■ AIM OF THE TASK: Extract every line of the material that holds the string "JSON".

■ INFORMATION PROVIDED:
○ ○ ○ ○ ○

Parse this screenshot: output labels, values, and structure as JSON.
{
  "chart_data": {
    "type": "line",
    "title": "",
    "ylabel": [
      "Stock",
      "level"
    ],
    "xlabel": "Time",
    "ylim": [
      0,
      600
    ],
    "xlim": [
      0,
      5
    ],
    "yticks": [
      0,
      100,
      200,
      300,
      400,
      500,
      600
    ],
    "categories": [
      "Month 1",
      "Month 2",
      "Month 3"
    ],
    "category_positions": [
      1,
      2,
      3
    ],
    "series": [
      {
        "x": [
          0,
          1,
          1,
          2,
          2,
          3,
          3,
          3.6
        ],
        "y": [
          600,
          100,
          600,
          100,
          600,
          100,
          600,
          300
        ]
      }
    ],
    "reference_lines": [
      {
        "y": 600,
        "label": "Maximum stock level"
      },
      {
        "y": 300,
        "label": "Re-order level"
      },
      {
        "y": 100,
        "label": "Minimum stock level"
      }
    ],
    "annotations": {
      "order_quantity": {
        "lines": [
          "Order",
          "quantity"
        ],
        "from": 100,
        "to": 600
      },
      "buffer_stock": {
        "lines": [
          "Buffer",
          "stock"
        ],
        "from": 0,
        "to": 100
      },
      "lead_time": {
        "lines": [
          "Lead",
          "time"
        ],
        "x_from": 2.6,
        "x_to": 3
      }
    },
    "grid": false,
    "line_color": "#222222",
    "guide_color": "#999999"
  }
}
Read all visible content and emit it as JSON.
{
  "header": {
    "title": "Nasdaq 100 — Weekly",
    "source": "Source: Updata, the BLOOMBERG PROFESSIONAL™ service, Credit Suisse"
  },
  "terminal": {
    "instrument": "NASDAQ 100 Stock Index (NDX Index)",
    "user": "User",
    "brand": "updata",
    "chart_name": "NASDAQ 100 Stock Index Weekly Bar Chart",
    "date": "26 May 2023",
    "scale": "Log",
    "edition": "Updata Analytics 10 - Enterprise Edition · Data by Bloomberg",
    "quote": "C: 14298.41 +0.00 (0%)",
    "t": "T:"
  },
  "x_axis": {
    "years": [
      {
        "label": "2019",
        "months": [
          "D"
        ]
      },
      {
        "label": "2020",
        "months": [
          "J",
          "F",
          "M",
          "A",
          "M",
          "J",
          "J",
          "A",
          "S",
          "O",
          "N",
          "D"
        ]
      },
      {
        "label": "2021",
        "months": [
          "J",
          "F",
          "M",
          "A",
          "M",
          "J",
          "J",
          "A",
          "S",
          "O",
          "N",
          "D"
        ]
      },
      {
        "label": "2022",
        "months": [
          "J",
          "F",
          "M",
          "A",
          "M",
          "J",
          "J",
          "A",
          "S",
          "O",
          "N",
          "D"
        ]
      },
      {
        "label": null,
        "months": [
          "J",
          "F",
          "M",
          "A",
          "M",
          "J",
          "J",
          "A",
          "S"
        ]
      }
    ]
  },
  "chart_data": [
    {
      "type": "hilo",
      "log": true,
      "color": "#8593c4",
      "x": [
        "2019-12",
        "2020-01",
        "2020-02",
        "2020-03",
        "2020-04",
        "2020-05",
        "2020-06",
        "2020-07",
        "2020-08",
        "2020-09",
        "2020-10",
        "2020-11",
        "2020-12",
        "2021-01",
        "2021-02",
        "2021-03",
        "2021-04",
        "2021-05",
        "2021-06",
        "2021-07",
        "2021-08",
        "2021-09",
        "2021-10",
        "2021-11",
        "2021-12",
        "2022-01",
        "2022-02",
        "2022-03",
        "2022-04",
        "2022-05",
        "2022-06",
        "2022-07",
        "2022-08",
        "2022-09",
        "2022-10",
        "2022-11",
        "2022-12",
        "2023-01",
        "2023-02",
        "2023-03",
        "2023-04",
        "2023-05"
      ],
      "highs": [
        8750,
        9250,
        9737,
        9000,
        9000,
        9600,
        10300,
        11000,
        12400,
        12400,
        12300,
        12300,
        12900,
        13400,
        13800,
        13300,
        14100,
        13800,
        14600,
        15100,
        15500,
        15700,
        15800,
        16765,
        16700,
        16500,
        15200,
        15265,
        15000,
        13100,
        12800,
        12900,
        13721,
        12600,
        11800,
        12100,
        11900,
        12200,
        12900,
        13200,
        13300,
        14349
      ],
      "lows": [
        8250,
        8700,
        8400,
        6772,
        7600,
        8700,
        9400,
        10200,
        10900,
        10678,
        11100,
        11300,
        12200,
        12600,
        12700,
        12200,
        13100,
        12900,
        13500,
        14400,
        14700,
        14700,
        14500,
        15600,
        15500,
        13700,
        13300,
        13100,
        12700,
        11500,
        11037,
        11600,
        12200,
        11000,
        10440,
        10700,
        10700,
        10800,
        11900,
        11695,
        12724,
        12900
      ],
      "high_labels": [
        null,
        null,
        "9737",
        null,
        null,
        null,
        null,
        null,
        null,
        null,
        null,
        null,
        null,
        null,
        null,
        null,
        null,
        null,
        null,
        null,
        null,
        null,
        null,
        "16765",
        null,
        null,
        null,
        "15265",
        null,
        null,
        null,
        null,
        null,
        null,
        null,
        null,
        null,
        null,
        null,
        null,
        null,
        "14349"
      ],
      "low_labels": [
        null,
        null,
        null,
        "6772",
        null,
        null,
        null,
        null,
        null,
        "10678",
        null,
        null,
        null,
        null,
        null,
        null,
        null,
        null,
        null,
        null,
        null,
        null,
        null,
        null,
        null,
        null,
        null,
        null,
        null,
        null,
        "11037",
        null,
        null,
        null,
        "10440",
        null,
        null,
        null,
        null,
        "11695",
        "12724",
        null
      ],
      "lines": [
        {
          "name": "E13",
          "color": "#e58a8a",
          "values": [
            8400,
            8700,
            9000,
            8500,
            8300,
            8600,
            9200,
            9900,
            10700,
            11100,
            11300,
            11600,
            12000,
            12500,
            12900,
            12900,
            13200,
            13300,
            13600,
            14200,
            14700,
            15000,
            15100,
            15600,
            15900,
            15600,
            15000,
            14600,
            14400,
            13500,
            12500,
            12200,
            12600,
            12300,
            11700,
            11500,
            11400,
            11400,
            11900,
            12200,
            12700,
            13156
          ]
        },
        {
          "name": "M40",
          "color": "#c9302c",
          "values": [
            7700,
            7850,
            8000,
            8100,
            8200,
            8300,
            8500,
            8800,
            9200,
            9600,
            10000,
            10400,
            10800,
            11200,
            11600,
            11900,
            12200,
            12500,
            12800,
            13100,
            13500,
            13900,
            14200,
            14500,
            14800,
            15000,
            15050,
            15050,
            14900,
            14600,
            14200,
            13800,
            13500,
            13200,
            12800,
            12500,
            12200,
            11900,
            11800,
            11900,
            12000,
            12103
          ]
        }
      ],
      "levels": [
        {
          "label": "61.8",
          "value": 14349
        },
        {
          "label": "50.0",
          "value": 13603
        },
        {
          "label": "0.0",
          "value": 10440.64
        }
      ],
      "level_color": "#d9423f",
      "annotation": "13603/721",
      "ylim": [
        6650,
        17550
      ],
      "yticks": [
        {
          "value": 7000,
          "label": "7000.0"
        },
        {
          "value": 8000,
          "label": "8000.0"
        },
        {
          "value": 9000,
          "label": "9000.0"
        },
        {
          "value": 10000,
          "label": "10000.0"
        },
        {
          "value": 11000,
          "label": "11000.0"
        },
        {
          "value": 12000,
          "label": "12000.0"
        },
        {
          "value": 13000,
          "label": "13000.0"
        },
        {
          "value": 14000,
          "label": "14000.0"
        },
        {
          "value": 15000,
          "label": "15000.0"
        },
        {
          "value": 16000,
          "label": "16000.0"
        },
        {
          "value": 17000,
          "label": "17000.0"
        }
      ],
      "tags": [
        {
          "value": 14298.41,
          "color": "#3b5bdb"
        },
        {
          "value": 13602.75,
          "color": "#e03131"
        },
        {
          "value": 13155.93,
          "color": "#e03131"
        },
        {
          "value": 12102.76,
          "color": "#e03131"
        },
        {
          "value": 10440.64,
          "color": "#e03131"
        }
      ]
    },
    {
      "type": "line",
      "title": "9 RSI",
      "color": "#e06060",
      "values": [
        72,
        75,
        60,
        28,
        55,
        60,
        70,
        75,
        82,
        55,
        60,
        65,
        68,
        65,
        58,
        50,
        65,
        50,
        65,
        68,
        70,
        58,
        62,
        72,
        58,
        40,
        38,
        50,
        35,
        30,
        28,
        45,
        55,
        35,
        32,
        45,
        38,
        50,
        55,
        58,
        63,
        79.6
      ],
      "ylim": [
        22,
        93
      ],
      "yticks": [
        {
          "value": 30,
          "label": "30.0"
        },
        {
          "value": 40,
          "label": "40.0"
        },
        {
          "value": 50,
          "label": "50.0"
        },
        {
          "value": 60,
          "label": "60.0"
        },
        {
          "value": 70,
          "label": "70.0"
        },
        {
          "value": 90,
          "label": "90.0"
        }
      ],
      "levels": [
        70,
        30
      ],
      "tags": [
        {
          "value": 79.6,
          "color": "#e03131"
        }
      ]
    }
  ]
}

○ ○ ○ ○ ○

■ REPLY:
Parse this screenshot: output labels, values, and structure as JSON.
Read all visible content and emit it as JSON.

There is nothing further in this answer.